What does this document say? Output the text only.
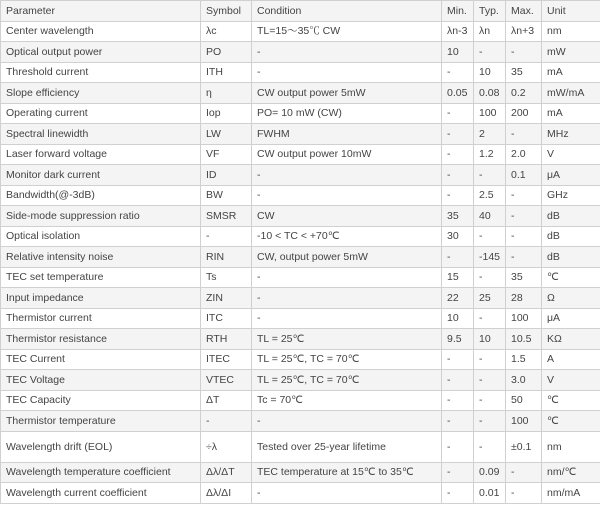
Parameter	Symbol	Condition	Min.	Typ.	Max.	Unit
Center wavelength	λc	TL=15～35℃ CW	λn-3	λn	λn+3	nm
Optical output power	PO	-	10	-	-	mW
Threshold current	ITH	-	-	10	35	mA
Slope efficiency	η	CW output power 5mW	0.05	0.08	0.2	mW/mA
Operating current	Iop	PO= 10 mW (CW)	-	100	200	mA
Spectral linewidth	LW	FWHM	-	2	-	MHz
Laser forward voltage	VF	CW output power 10mW	-	1.2	2.0	V
Monitor dark current	ID	-	-	-	0.1	μA
Bandwidth(@-3dB)	BW	-	-	2.5	-	GHz
Side-mode suppression ratio	SMSR	CW	35	40	-	dB
Optical isolation	-	-10 < TC < +70℃	30	-	-	dB
Relative intensity noise	RIN	CW, output power 5mW	-	-145	-	dB
TEC set temperature	Ts	-	15	-	35	℃
Input impedance	ZIN	-	22	25	28	Ω
Thermistor current	ITC	-	10	-	100	μA
Thermistor resistance	RTH	TL = 25℃	9.5	10	10.5	KΩ
TEC Current	ITEC	TL = 25℃, TC = 70℃	-	-	1.5	A
TEC Voltage	VTEC	TL = 25℃, TC = 70℃	-	-	3.0	V
TEC Capacity	ΔT	Tc = 70℃	-	-	50	℃
Thermistor temperature	-	-	-	-	100	℃
Wavelength drift (EOL)	÷λ	Tested over 25-year lifetime	-	-	±0.1	nm
Wavelength temperature coefficient	Δλ/ΔT	TEC temperature at 15℃ to 35℃	-	0.09	-	nm/℃
Wavelength current coefficient	Δλ/ΔI	-	-	0.01	-	nm/mA
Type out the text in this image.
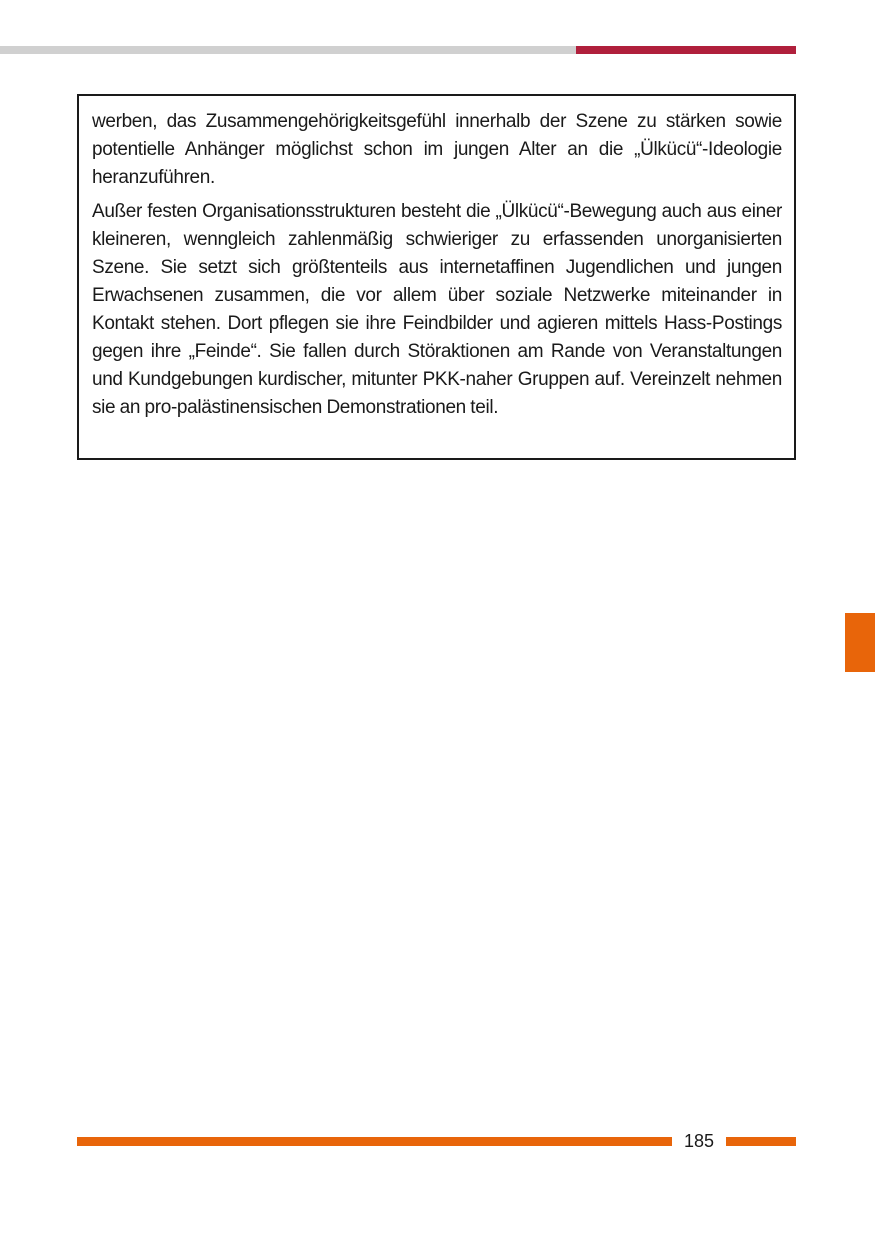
werben, das Zusammengehörigkeitsgefühl innerhalb der Szene zu stärken sowie potentielle Anhänger möglichst schon im jungen Alter an die „Ülkücü“-Ideologie heranzuführen.

Außer festen Organisationsstrukturen besteht die „Ülkücü“-Bewegung auch aus einer kleineren, wenngleich zahlenmäßig schwieriger zu erfassenden unorganisierten Szene. Sie setzt sich größtenteils aus internetaffinen Jugendlichen und jungen Erwachsenen zusammen, die vor allem über soziale Netzwerke miteinander in Kontakt stehen. Dort pflegen sie ihre Feindbilder und agieren mittels Hass-Postings gegen ihre „Feinde“. Sie fallen durch Störaktionen am Rande von Veranstaltungen und Kundgebungen kurdischer, mitunter PKK-naher Gruppen auf. Vereinzelt nehmen sie an pro-palästinensischen Demonstrationen teil.

185
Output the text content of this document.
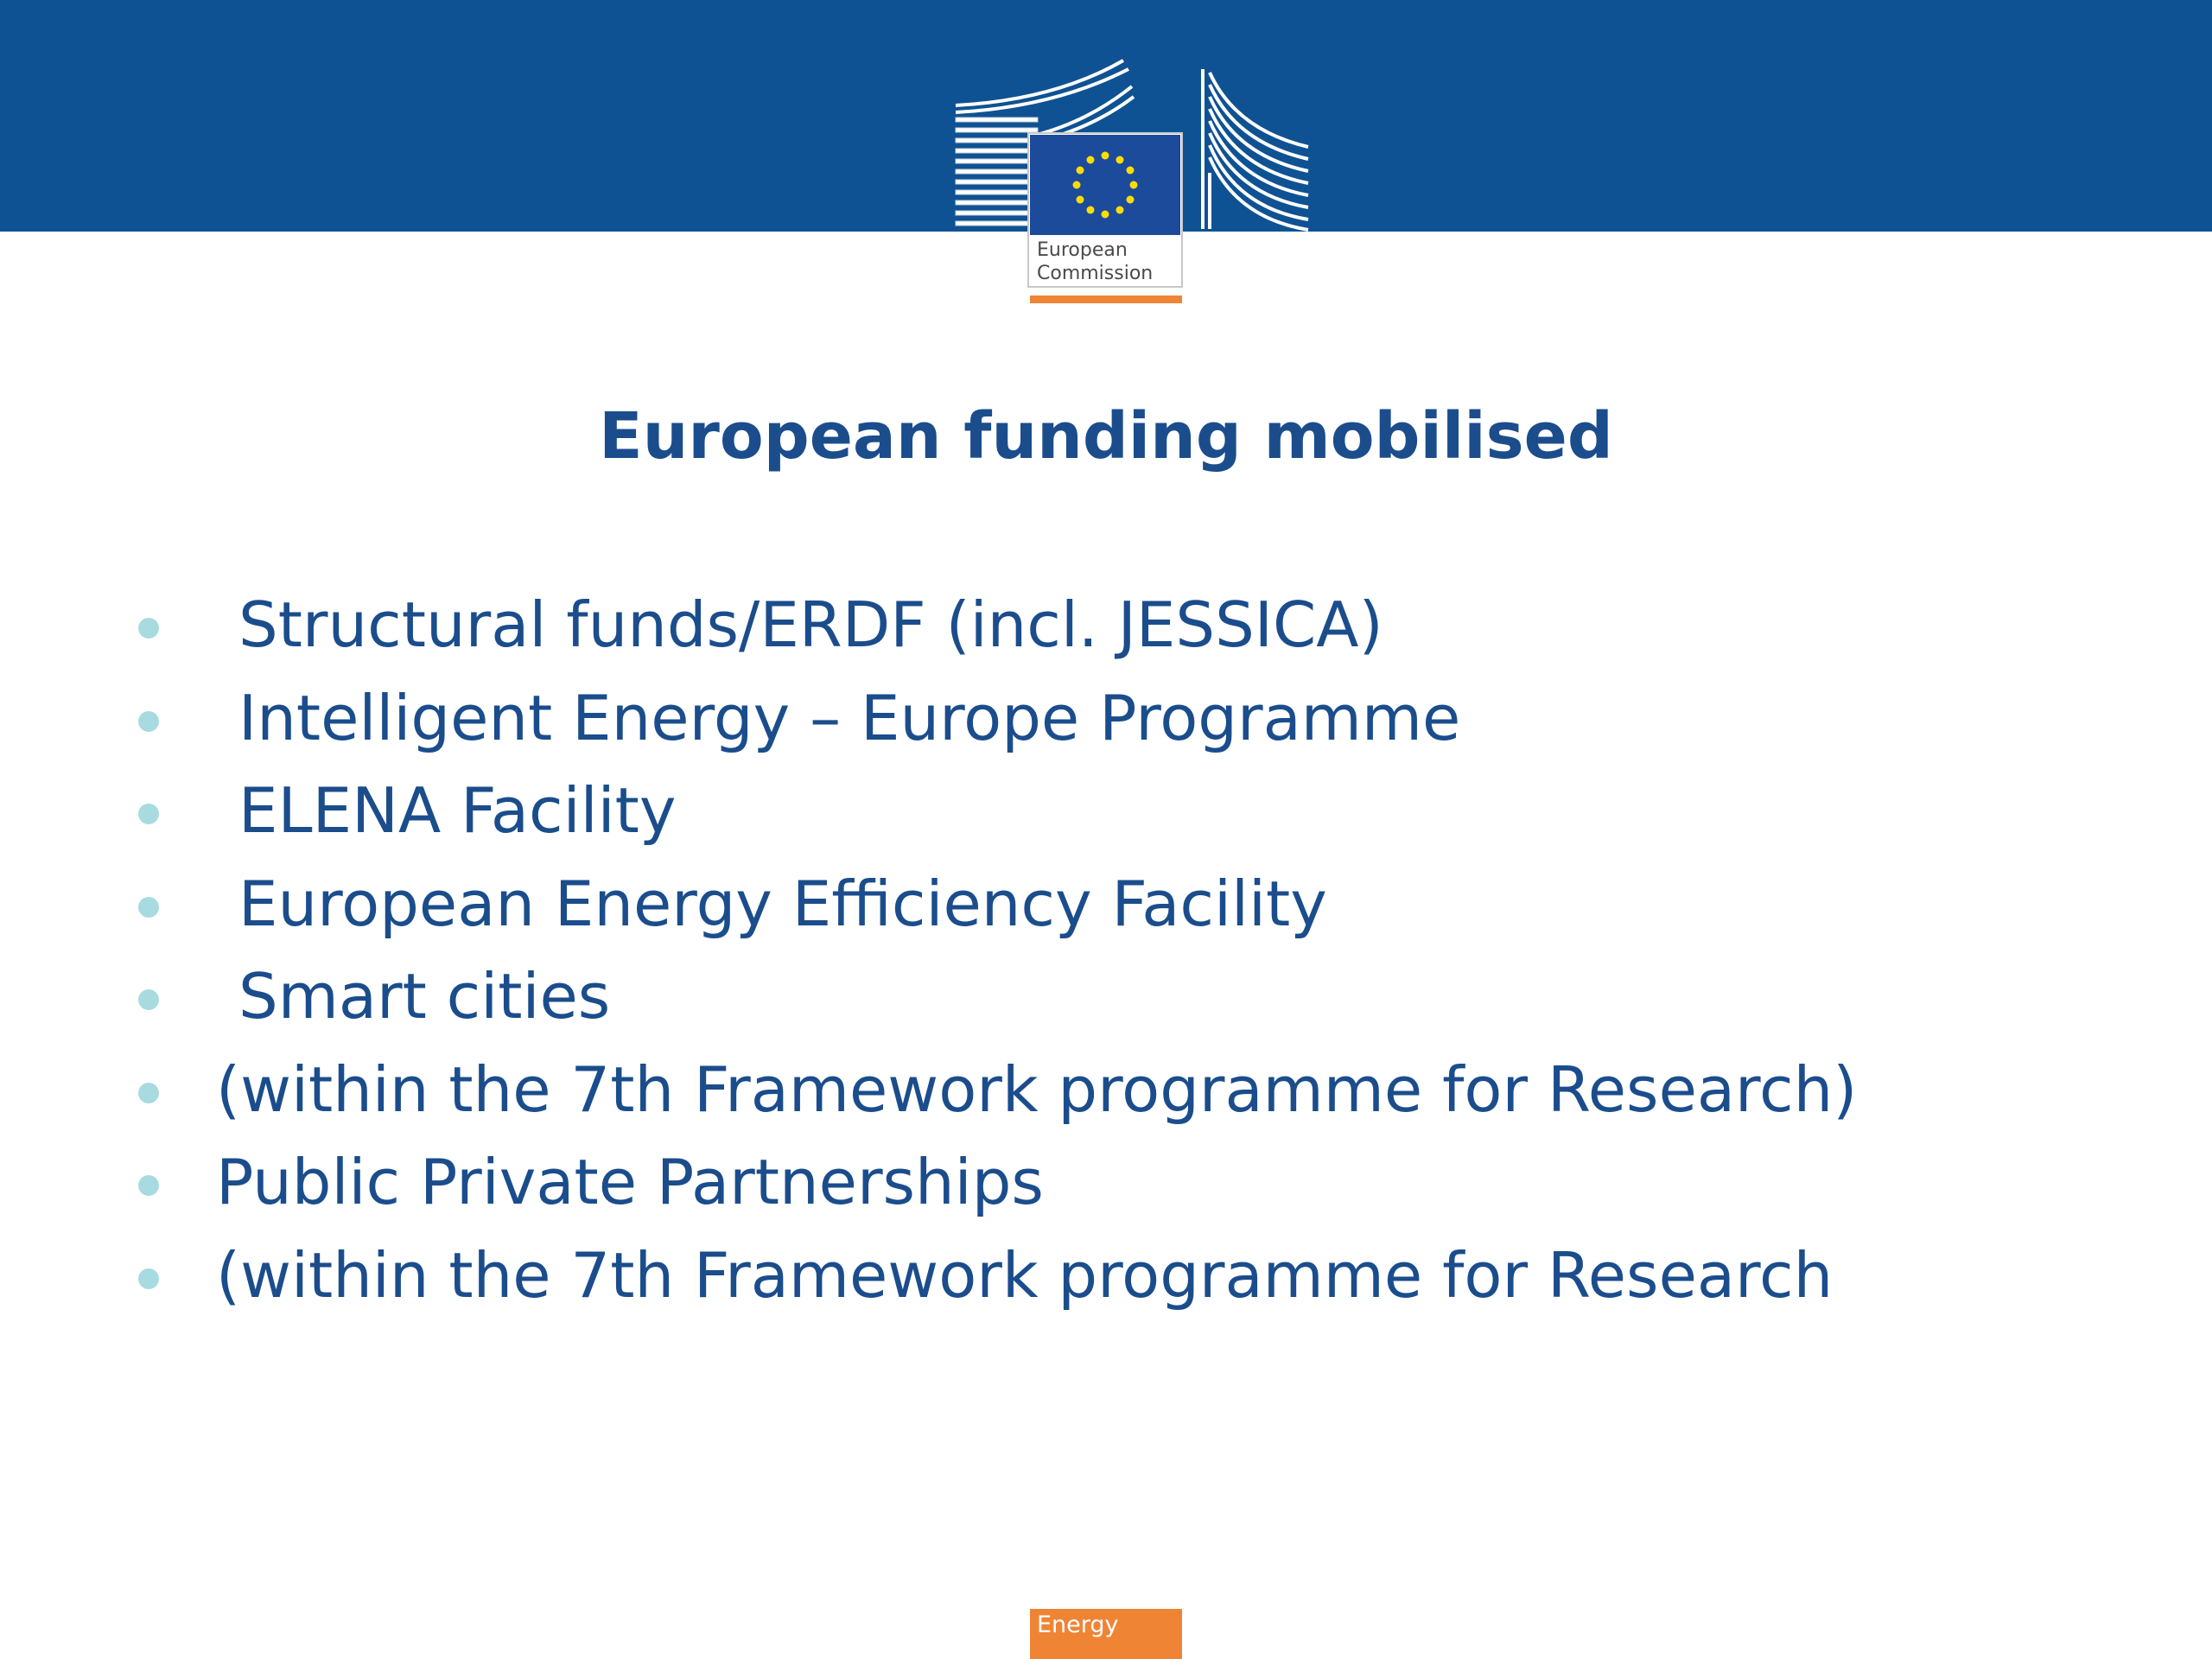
European
Commission
European funding mobilised
Structural funds/ERDF (incl. JESSICA)
Intelligent Energy – Europe Programme
ELENA Facility
European Energy Efficiency Facility
Smart cities
(within the 7th Framework programme for Research)
Public Private Partnerships
(within the 7th Framework programme for Research
Energy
--------------------
**PROBLEM STATEMENT**. Reproduce the full listing above verbatim, with no pictures included.

**RESULT OF THIS TASK**.
What does this document say? Output the text only.
Parameter	Symbol	Condition	Min.	Typ.	Max.	Unit
Center wavelength	λc	TL=15～35℃ CW	λn-3	λn	λn+3	nm
Optical output power	PO	-	10	-	-	mW
Threshold current	ITH	-	-	10	35	mA
Slope efficiency	η	CW output power 5mW	0.05	0.08	0.2	mW/mA
Operating current	Iop	PO= 10 mW (CW)	-	100	200	mA
Spectral linewidth	LW	FWHM	-	2	-	MHz
Laser forward voltage	VF	CW output power 10mW	-	1.2	2.0	V
Monitor dark current	ID	-	-	-	0.1	μA
Bandwidth(@-3dB)	BW	-	-	2.5	-	GHz
Side-mode suppression ratio	SMSR	CW	35	40	-	dB
Optical isolation	-	-10 < TC < +70℃	30	-	-	dB
Relative intensity noise	RIN	CW, output power 5mW	-	-145	-	dB
TEC set temperature	Ts	-	15	-	35	℃
Input impedance	ZIN	-	22	25	28	Ω
Thermistor current	ITC	-	10	-	100	μA
Thermistor resistance	RTH	TL = 25℃	9.5	10	10.5	KΩ
TEC Current	ITEC	TL = 25℃, TC = 70℃	-	-	1.5	A
TEC Voltage	VTEC	TL = 25℃, TC = 70℃	-	-	3.0	V
TEC Capacity	ΔT	Tc = 70℃	-	-	50	℃
Thermistor temperature	-	-	-	-	100	℃
Wavelength drift (EOL)	÷λ	Tested over 25-year lifetime	-	-	±0.1	nm
Wavelength temperature coefficient	Δλ/ΔT	TEC temperature at 15℃ to 35℃	-	0.09	-	nm/℃
Wavelength current coefficient	Δλ/ΔI	-	-	0.01	-	nm/mA
Type out the text in this image.
werben, das Zusammengehörigkeitsgefühl innerhalb der Szene zu stärken sowie potentielle Anhänger möglichst schon im jungen Alter an die „Ülkücü“-Ideologie heranzuführen.

Außer festen Organisationsstrukturen besteht die „Ülkücü“-Bewegung auch aus einer kleineren, wenngleich zahlenmäßig schwieriger zu erfassenden unorganisierten Szene. Sie setzt sich größtenteils aus internetaffinen Jugendlichen und jungen Erwachsenen zusammen, die vor allem über soziale Netzwerke miteinander in Kontakt stehen. Dort pflegen sie ihre Feindbilder und agieren mittels Hass-Postings gegen ihre „Feinde“. Sie fallen durch Störaktionen am Rande von Veranstaltungen und Kundgebungen kurdischer, mitunter PKK-naher Gruppen auf. Vereinzelt nehmen sie an pro-palästinensischen Demonstrationen teil.

185
Output the text content of this document.
European
Commission
European funding mobilised
Structural funds/ERDF (incl. JESSICA)
Intelligent Energy – Europe Programme
ELENA Facility
European Energy Efficiency Facility
Smart cities
(within the 7th Framework programme for Research)
Public Private Partnerships
(within the 7th Framework programme for Research
Energy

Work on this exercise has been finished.